Stored data.
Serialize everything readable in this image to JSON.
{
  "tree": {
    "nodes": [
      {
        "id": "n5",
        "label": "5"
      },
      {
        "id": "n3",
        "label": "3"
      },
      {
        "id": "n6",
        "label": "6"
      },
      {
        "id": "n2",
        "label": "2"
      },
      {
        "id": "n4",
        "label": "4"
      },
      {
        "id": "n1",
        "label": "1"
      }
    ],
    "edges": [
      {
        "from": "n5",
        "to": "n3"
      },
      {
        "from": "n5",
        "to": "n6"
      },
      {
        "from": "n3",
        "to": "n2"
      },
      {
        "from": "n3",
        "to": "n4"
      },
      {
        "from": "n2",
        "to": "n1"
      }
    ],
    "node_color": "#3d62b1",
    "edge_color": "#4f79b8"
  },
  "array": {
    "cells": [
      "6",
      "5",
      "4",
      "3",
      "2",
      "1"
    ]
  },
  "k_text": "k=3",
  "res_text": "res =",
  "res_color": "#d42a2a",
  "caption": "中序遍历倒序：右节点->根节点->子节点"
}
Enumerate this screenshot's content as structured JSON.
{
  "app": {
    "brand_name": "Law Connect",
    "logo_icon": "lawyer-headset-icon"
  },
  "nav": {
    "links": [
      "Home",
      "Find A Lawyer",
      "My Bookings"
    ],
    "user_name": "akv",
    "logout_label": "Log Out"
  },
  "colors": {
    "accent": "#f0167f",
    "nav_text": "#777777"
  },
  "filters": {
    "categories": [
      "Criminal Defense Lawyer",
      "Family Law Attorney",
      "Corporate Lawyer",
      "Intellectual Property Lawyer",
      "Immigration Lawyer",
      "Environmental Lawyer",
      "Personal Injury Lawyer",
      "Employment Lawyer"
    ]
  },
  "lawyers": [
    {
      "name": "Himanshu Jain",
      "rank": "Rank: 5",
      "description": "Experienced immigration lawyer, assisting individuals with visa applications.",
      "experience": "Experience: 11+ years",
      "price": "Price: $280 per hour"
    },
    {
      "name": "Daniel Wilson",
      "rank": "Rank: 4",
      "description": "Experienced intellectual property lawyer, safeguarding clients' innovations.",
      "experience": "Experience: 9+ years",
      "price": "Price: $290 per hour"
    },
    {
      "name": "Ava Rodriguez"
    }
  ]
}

What the task requires. Extract each line from the entries above that contains the string "Price".

Written answer.
      "price": "Price: $280 per hour"
      "price": "Price: $290 per hour"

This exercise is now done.